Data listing

-=-=-=-=-

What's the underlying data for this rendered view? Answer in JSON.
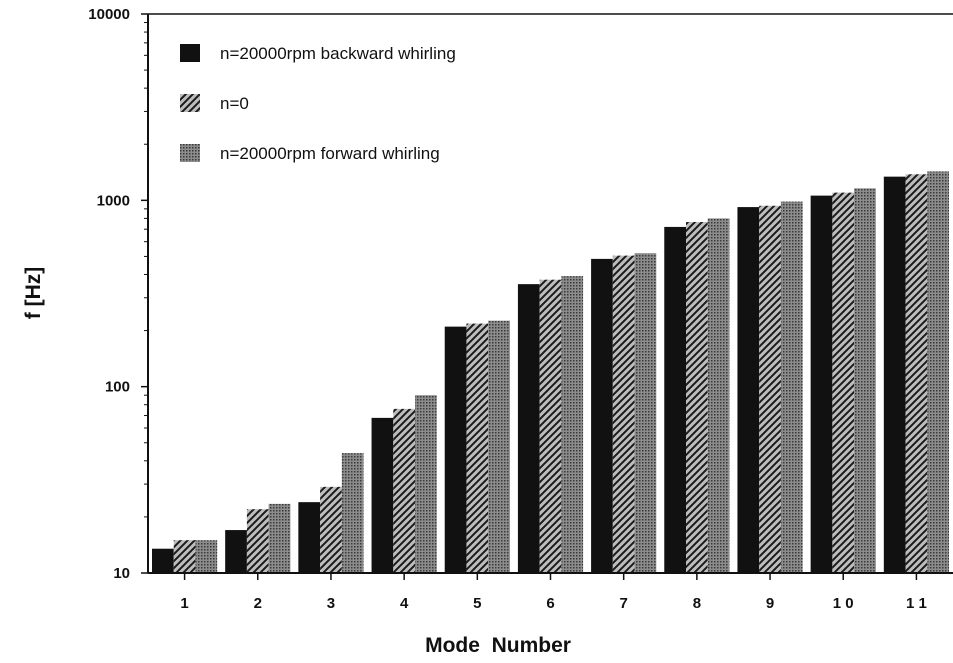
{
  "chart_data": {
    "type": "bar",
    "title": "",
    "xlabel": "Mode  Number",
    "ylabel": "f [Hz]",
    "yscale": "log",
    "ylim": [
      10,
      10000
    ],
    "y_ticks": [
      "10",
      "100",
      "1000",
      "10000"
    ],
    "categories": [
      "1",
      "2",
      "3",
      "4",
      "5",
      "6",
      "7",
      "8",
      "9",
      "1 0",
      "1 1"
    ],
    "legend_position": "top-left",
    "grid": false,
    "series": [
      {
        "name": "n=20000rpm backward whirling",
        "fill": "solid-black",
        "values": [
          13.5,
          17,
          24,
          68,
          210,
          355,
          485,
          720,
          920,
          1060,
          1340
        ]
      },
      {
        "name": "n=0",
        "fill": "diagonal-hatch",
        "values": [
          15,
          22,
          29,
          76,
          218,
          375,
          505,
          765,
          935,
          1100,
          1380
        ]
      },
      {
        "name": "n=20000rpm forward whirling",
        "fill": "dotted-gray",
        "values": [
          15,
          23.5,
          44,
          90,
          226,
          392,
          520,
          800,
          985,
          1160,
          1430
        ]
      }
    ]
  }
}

-=-=-=-=-

■ YOUR TASK ■
From the listing above, return each line with the word "name".

■ CORRECT RESULT ■
        "name": "n=20000rpm backward whirling",
        "name": "n=0",
        "name": "n=20000rpm forward whirling",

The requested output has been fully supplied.